__Records to process__:
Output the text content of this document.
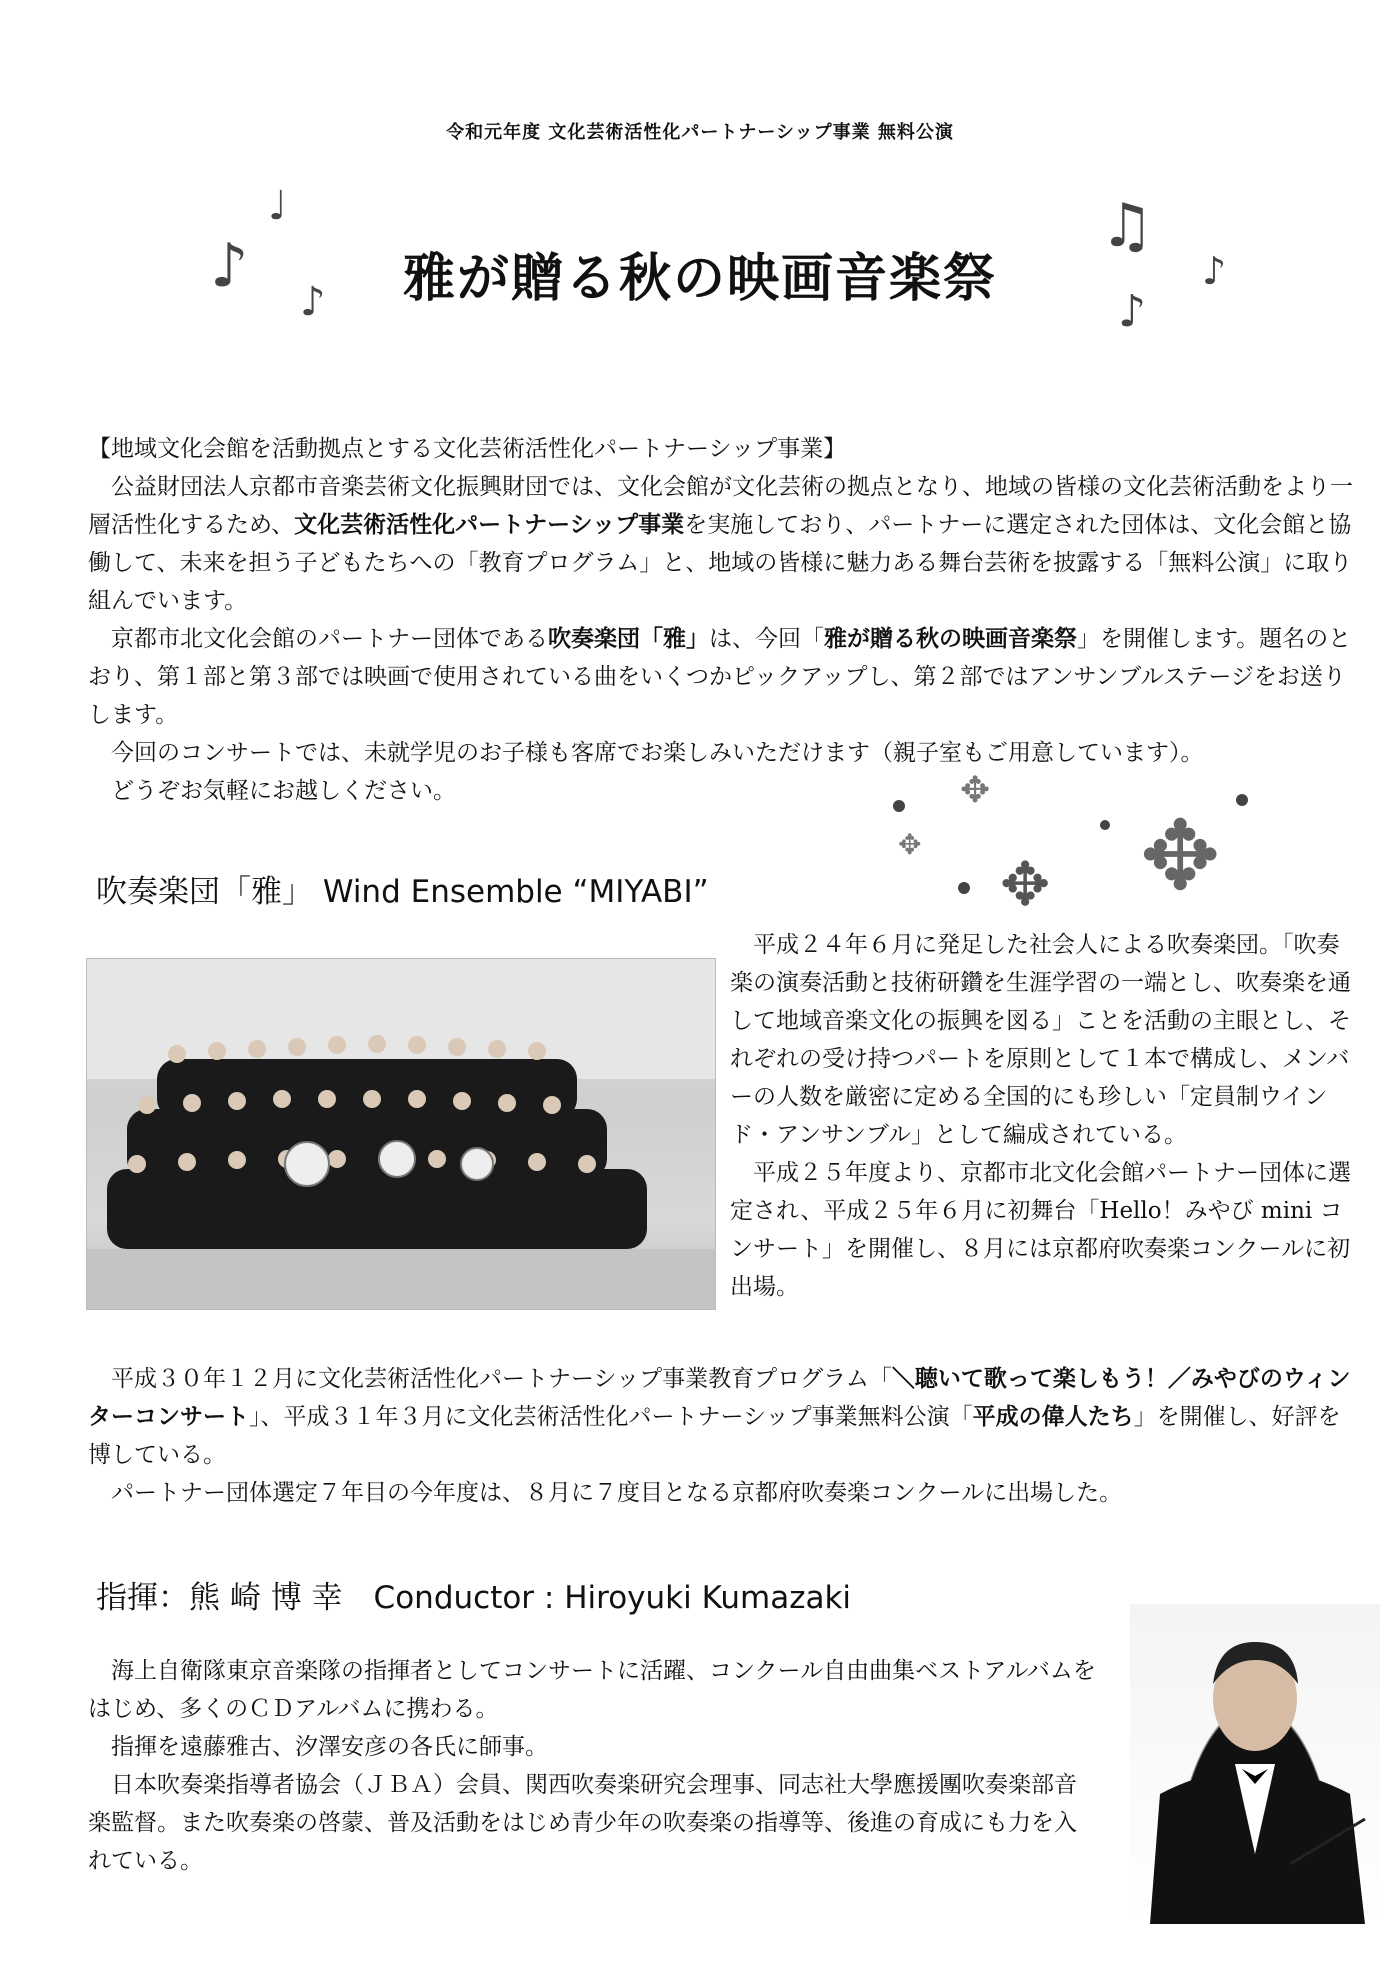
令和元年度 文化芸術活性化パートナーシップ事業 無料公演
♪
♩
♪	雅が贈る秋の映画音楽祭
♫
♪
♪

【地域文化会館を活動拠点とする文化芸術活性化パートナーシップ事業】

公益財団法人京都市音楽芸術文化振興財団では、文化会館が文化芸術の拠点となり、地域の皆様の文化芸術活動をより一層活性化するため、文化芸術活性化パートナーシップ事業を実施しており、パートナーに選定された団体は、文化会館と協働して、未来を担う子どもたちへの「教育プログラム」と、地域の皆様に魅力ある舞台芸術を披露する「無料公演」に取り組んでいます。

京都市北文化会館のパートナー団体である吹奏楽団「雅」は、今回「雅が贈る秋の映画音楽祭」を開催します。題名のとおり、第１部と第３部では映画で使用されている曲をいくつかピックアップし、第２部ではアンサンブルステージをお送りします。

今回のコンサートでは、未就学児のお子様も客席でお楽しみいただけます（親子室もご用意しています）。

どうぞお気軽にお越しください。	✥
✥
✥ ✥
吹奏楽団「雅」 Wind Ensemble “MIYABI”

平成２４年６月に発足した社会人による吹奏楽団。「吹奏楽の演奏活動と技術研鑽を生涯学習の一端とし、吹奏楽を通して地域音楽文化の振興を図る」ことを活動の主眼とし、それぞれの受け持つパートを原則として１本で構成し、メンバーの人数を厳密に定める全国的にも珍しい「定員制ウインド・アンサンブル」として編成されている。

平成２５年度より、京都市北文化会館パートナー団体に選定され、平成２５年６月に初舞台「Hello！みやび mini コンサート」を開催し、８月には京都府吹奏楽コンクールに初出場。

平成３０年１２月に文化芸術活性化パートナーシップ事業教育プログラム「＼聴いて歌って楽しもう！／みやびのウィンターコンサート」、平成３１年３月に文化芸術活性化パートナーシップ事業無料公演「平成の偉人たち」を開催し、好評を博している。

パートナー団体選定７年目の今年度は、８月に７度目となる京都府吹奏楽コンクールに出場した。

指揮：熊 崎 博 幸　Conductor : Hiroyuki Kumazaki

海上自衛隊東京音楽隊の指揮者としてコンサートに活躍、コンクール自由曲集ベストアルバムをはじめ、多くのＣＤアルバムに携わる。

指揮を遠藤雅古、汐澤安彦の各氏に師事。

日本吹奏楽指導者協会（ＪＢＡ）会員、関西吹奏楽研究会理事、同志社大學應援團吹奏楽部音楽監督。また吹奏楽の啓蒙、普及活動をはじめ青少年の吹奏楽の指導等、後進の育成にも力を入れている。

__Set task__:
Check each line of the records for "雅が贈る秋の映画音楽祭" and copy the ones that contain it.

__Exercise response__:
♪	雅が贈る秋の映画音楽祭
京都市北文化会館のパートナー団体である吹奏楽団「雅」は、今回「雅が贈る秋の映画音楽祭」を開催します。題名のとおり、第１部と第３部では映画で使用されている曲をいくつかピックアップし、第２部ではアンサンブルステージをお送りします。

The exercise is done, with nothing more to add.